Task to complete: What lines of the data hold the string "Contributed"? Pull each one out.

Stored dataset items
******************************
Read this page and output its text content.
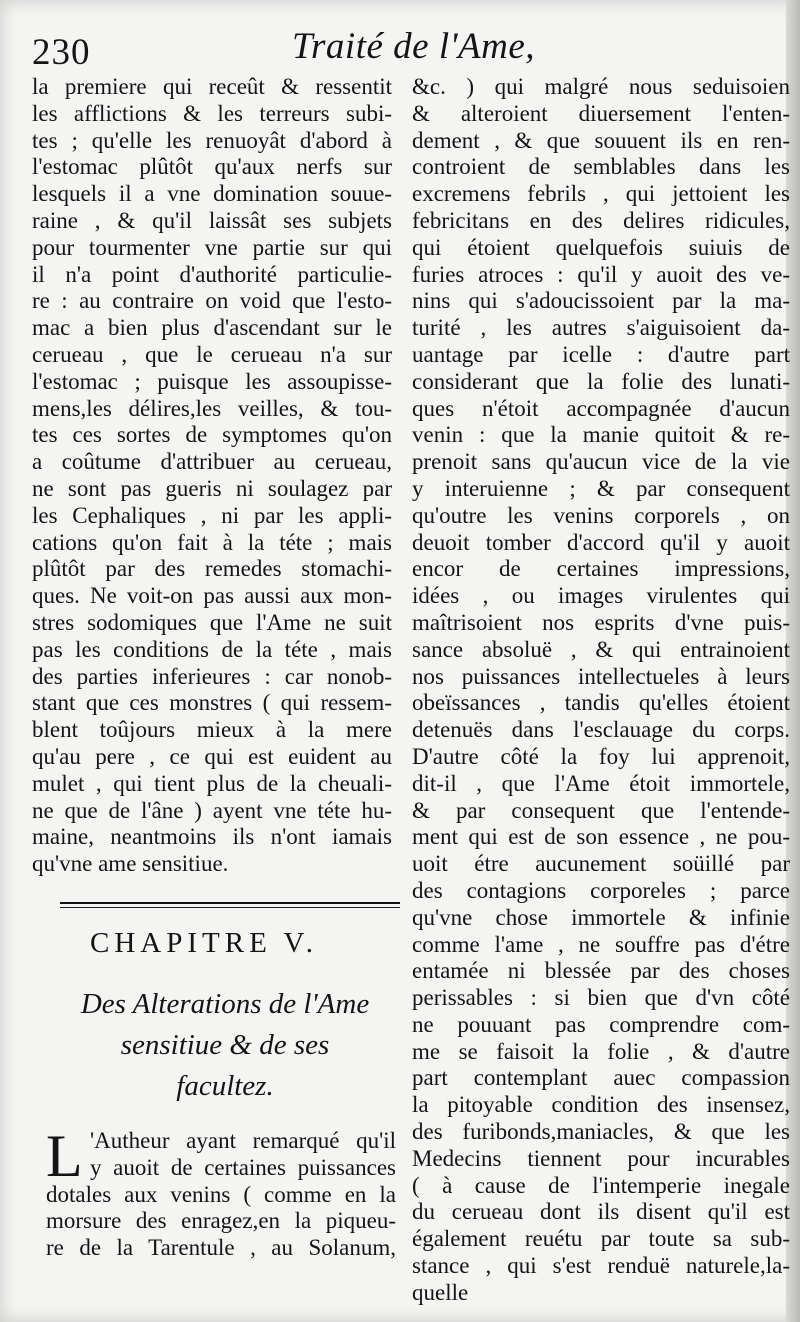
230	Traité de l'Ame,
la premiere qui receût & ressentit
les afflictions & les terreurs subi-
tes ; qu'elle les renuoyât d'abord à
l'estomac plûtôt qu'aux nerfs sur
lesquels il a vne domination souue-
raine , & qu'il laissât ses subjets
pour tourmenter vne partie sur qui
il n'a point d'authorité particulie-
re : au contraire on void que l'esto-
mac a bien plus d'ascendant sur le
cerueau , que le cerueau n'a sur
l'estomac ; puisque les assoupisse-
mens,les délires,les veilles, & tou-
tes ces sortes de symptomes qu'on
a coûtume d'attribuer au cerueau,
ne sont pas gueris ni soulagez par
les Cephaliques , ni par les appli-
cations qu'on fait à la téte ; mais
plûtôt par des remedes stomachi-
ques. Ne voit-on pas aussi aux mon-
stres sodomiques que l'Ame ne suit
pas les conditions de la téte , mais
des parties inferieures : car nonob-
stant que ces monstres ( qui ressem-
blent toûjours mieux à la mere
qu'au pere , ce qui est euident au
mulet , qui tient plus de la cheuali-
ne que de l'âne ) ayent vne téte hu-
maine, neantmoins ils n'ont iamais
qu'vne ame sensitiue.
CHAPITRE V.
Des Alterations de l'Ame
sensitiue & de ses
facultez.
L 'Autheur ayant remarqué qu'il
y auoit de certaines puissances
dotales aux venins ( comme en la
morsure des enragez,en la piqueu-
re de la Tarentule , au Solanum,
&c. ) qui malgré nous seduisoien
& alteroient diuersement l'enten-
dement , & que souuent ils en ren-
controient de semblables dans les
excremens febrils , qui jettoient les
febricitans en des delires ridicules,
qui étoient quelquefois suiuis de
furies atroces : qu'il y auoit des ve-
nins qui s'adoucissoient par la ma-
turité , les autres s'aiguisoient da-
uantage par icelle : d'autre part
considerant que la folie des lunati-
ques n'étoit accompagnée d'aucun
venin : que la manie quitoit & re-
prenoit sans qu'aucun vice de la vie
y interuienne ; & par consequent
qu'outre les venins corporels , on
deuoit tomber d'accord qu'il y auoit
encor de certaines impressions,
idées , ou images virulentes qui
maîtrisoient nos esprits d'vne puis-
sance absoluë , & qui entrainoient
nos puissances intellectueles à leurs
obeïssances , tandis qu'elles étoient
detenuës dans l'esclauage du corps.
D'autre côté la foy lui apprenoit,
dit-il , que l'Ame étoit immortele,
& par consequent que l'entende-
ment qui est de son essence , ne pou-
uoit étre aucunement soüillé par
des contagions corporeles ; parce
qu'vne chose immortele & infinie
comme l'ame , ne souffre pas d'étre
entamée ni blessée par des choses
perissables : si bien que d'vn côté
ne pouuant pas comprendre com-
me se faisoit la folie , & d'autre
part contemplant auec compassion
la pitoyable condition des insensez,
des furibonds,maniacles, & que les
Medecins tiennent pour incurables
( à cause de l'intemperie inegale
du cerueau dont ils disent qu'il est
également reuétu par toute sa sub-
stance , qui s'est renduë naturele,la-
quelle
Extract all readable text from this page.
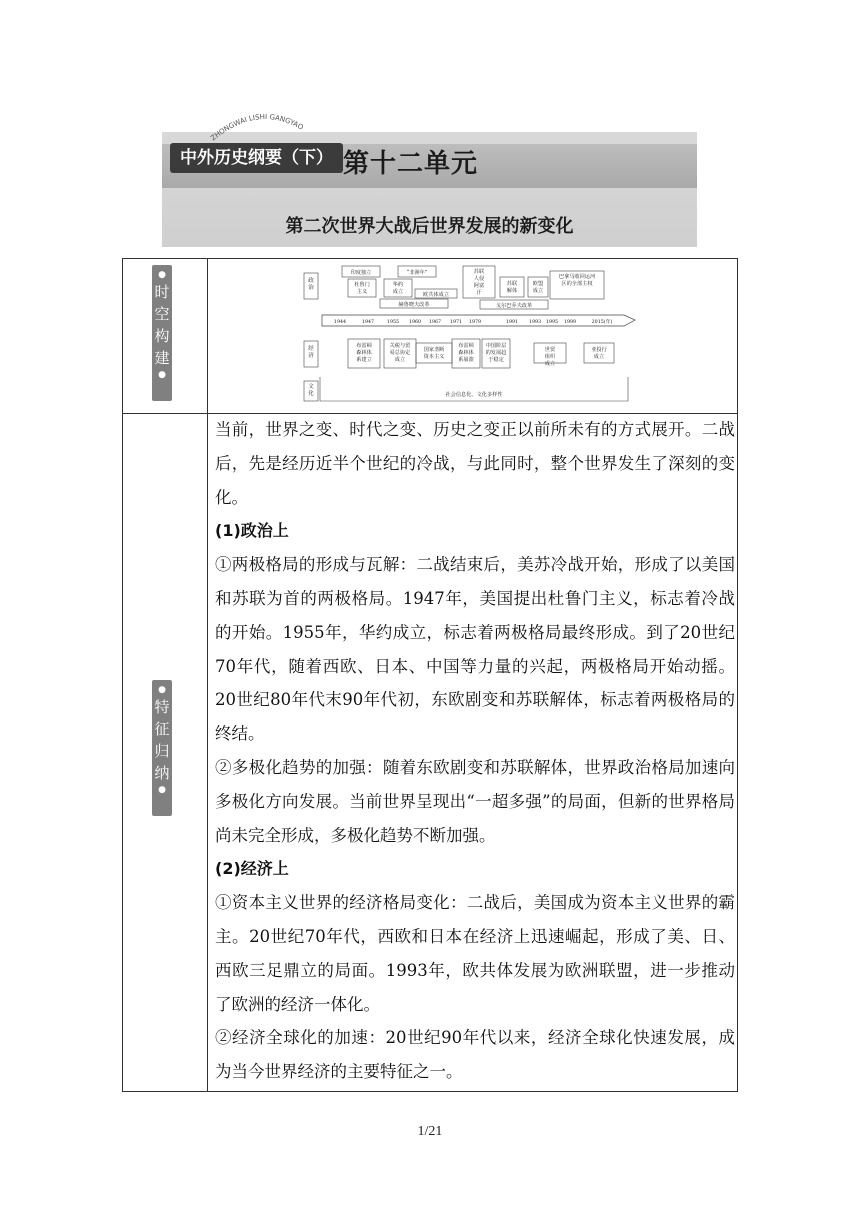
ZHONGWAI LISHI GANGYAO
中外历史纲要（下） 第十二单元
第二次世界大战后世界发展的新变化
●
时
空
构
建
●
●
特
征
归
纳
●
政
治
经
济
文
化
印度独立	“非洲年”	苏联
人侵
阿富
汗
巴拿马收回运河
区的全部主权
杜鲁门
主义
华约
成立
苏联
解体
欧盟
成立
欧共体成立
赫鲁晓夫改革	戈尔巴乔夫改革
1944	1947	1955 1960 1967 1971 1979	1991 1993 1995 1999	2015(年)
布雷顿
森林体
系建立
关税与贸
易总协定
成立
国家垄断
资本主义
布雷顿
森林体
系崩溃
中国阶层
的发展趋
于稳定
世贸
组织
成立
亚投行
成立
社会信息化、文化多样性

当前，世界之变、时代之变、历史之变正以前所未有的方式展开。二战后，先是经历近半个世纪的冷战，与此同时，整个世界发生了深刻的变化。

(1)政治上

①两极格局的形成与瓦解：二战结束后，美苏冷战开始，形成了以美国和苏联为首的两极格局。1947年，美国提出杜鲁门主义，标志着冷战的开始。1955年，华约成立，标志着两极格局最终形成。到了20世纪70年代，随着西欧、日本、中国等力量的兴起，两极格局开始动摇。20世纪80年代末90年代初，东欧剧变和苏联解体，标志着两极格局的终结。

②多极化趋势的加强：随着东欧剧变和苏联解体，世界政治格局加速向多极化方向发展。当前世界呈现出“一超多强”的局面，但新的世界格局尚未完全形成，多极化趋势不断加强。

(2)经济上

①资本主义世界的经济格局变化：二战后，美国成为资本主义世界的霸主。20世纪70年代，西欧和日本在经济上迅速崛起，形成了美、日、西欧三足鼎立的局面。1993年，欧共体发展为欧洲联盟，进一步推动了欧洲的经济一体化。

②经济全球化的加速：20世纪90年代以来，经济全球化快速发展，成为当今世界经济的主要特征之一。

1/21
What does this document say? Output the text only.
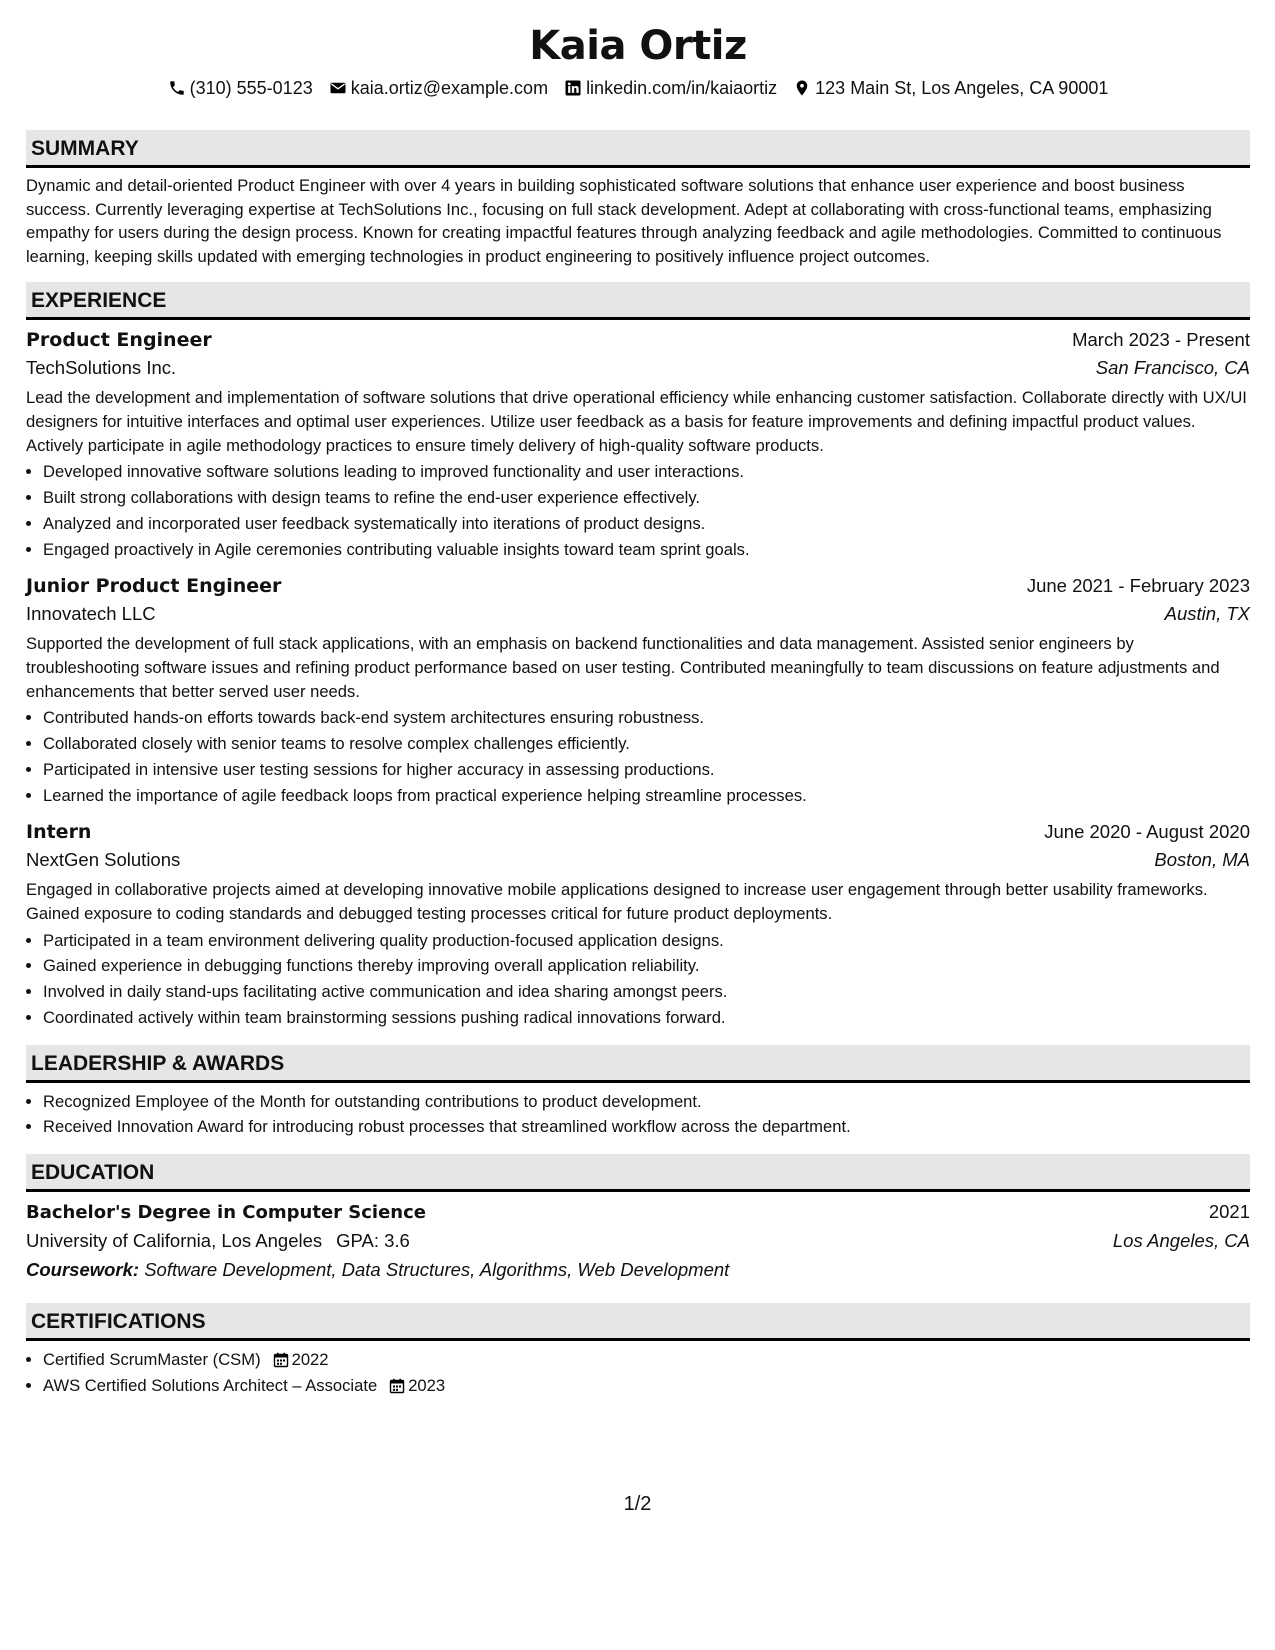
Kaia Ortiz
(310) 555-0123 kaia.ortiz@example.com linkedin.com/in/kaiaortiz 123 Main St, Los Angeles, CA 90001
SUMMARY

Dynamic and detail-oriented Product Engineer with over 4 years in building sophisticated software solutions that enhance user experience and boost business success. Currently leveraging expertise at TechSolutions Inc., focusing on full stack development. Adept at collaborating with cross-functional teams, emphasizing empathy for users during the design process. Known for creating impactful features through analyzing feedback and agile methodologies. Committed to continuous learning, keeping skills updated with emerging technologies in product engineering to positively influence project outcomes.

EXPERIENCE
Product Engineer	March 2023 - Present
TechSolutions Inc.	San Francisco, CA

Lead the development and implementation of software solutions that drive operational efficiency while enhancing customer satisfaction. Collaborate directly with UX/UI designers for intuitive interfaces and optimal user experiences. Utilize user feedback as a basis for feature improvements and defining impactful product values. Actively participate in agile methodology practices to ensure timely delivery of high-quality software products.

• Developed innovative software solutions leading to improved functionality and user interactions.
• Built strong collaborations with design teams to refine the end-user experience effectively.
• Analyzed and incorporated user feedback systematically into iterations of product designs.
• Engaged proactively in Agile ceremonies contributing valuable insights toward team sprint goals.
Junior Product Engineer	June 2021 - February 2023
Innovatech LLC	Austin, TX

Supported the development of full stack applications, with an emphasis on backend functionalities and data management. Assisted senior engineers by troubleshooting software issues and refining product performance based on user testing. Contributed meaningfully to team discussions on feature adjustments and enhancements that better served user needs.

• Contributed hands-on efforts towards back-end system architectures ensuring robustness.
• Collaborated closely with senior teams to resolve complex challenges efficiently.
• Participated in intensive user testing sessions for higher accuracy in assessing productions.
• Learned the importance of agile feedback loops from practical experience helping streamline processes.
Intern	June 2020 - August 2020
NextGen Solutions	Boston, MA

Engaged in collaborative projects aimed at developing innovative mobile applications designed to increase user engagement through better usability frameworks. Gained exposure to coding standards and debugged testing processes critical for future product deployments.

• Participated in a team environment delivering quality production-focused application designs.
• Gained experience in debugging functions thereby improving overall application reliability.
• Involved in daily stand-ups facilitating active communication and idea sharing amongst peers.
• Coordinated actively within team brainstorming sessions pushing radical innovations forward.
LEADERSHIP & AWARDS
• Recognized Employee of the Month for outstanding contributions to product development.
• Received Innovation Award for introducing robust processes that streamlined workflow across the department.
EDUCATION
Bachelor's Degree in Computer Science	2021
University of California, Los Angeles GPA: 3.6	Los Angeles, CA
Coursework: Software Development, Data Structures, Algorithms, Web Development
CERTIFICATIONS
• Certified ScrumMaster (CSM) 2022
• AWS Certified Solutions Architect – Associate 2023
1/2
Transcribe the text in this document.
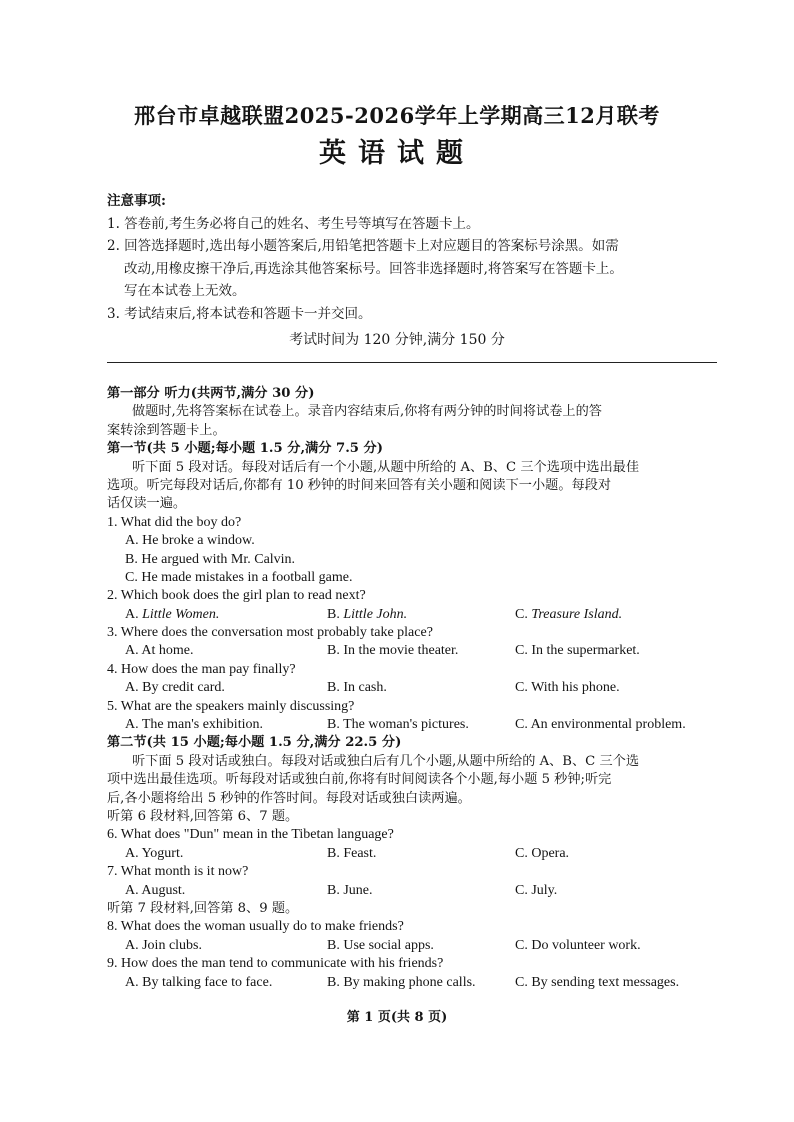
邢台市卓越联盟2025-2026学年上学期高三12月联考
英语试题
注意事项:
1. 答卷前,考生务必将自己的姓名、考生号等填写在答题卡上。
2. 回答选择题时,选出每小题答案后,用铅笔把答题卡上对应题目的答案标号涂黑。如需
改动,用橡皮擦干净后,再选涂其他答案标号。回答非选择题时,将答案写在答题卡上。
写在本试卷上无效。
3. 考试结束后,将本试卷和答题卡一并交回。
考试时间为 120 分钟,满分 150 分
第一部分 听力(共两节,满分 30 分)
做题时,先将答案标在试卷上。录音内容结束后,你将有两分钟的时间将试卷上的答
案转涂到答题卡上。
第一节(共 5 小题;每小题 1.5 分,满分 7.5 分)
听下面 5 段对话。每段对话后有一个小题,从题中所给的 A、B、C 三个选项中选出最佳
选项。听完每段对话后,你都有 10 秒钟的时间来回答有关小题和阅读下一小题。每段对
话仅读一遍。
1. What did the boy do?
A. He broke a window.
B. He argued with Mr. Calvin.
C. He made mistakes in a football game.
2. Which book does the girl plan to read next?
A. Little Women.	B. Little John.	C. Treasure Island.
3. Where does the conversation most probably take place?
A. At home.	B. In the movie theater.	C. In the supermarket.
4. How does the man pay finally?
A. By credit card.	B. In cash.	C. With his phone.
5. What are the speakers mainly discussing?
A. The man's exhibition.	B. The woman's pictures.	C. An environmental problem.
第二节(共 15 小题;每小题 1.5 分,满分 22.5 分)
听下面 5 段对话或独白。每段对话或独白后有几个小题,从题中所给的 A、B、C 三个选
项中选出最佳选项。听每段对话或独白前,你将有时间阅读各个小题,每小题 5 秒钟;听完
后,各小题将给出 5 秒钟的作答时间。每段对话或独白读两遍。
听第 6 段材料,回答第 6、7 题。
6. What does "Dun" mean in the Tibetan language?
A. Yogurt.	B. Feast.	C. Opera.
7. What month is it now?
A. August.	B. June.	C. July.
听第 7 段材料,回答第 8、9 题。
8. What does the woman usually do to make friends?
A. Join clubs.	B. Use social apps.	C. Do volunteer work.
9. How does the man tend to communicate with his friends?
A. By talking face to face.	B. By making phone calls.	C. By sending text messages.
第 1 页(共 8 页)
******************************
Answer below:
Supported the development of full stack applications, with an emphasis on backend functionalities and data management. Assisted senior engineers by troubleshooting software issues and refining product performance based on user testing. Contributed meaningfully to team discussions on feature adjustments and enhancements that better served user needs.
• Contributed hands-on efforts towards back-end system architectures ensuring robustness.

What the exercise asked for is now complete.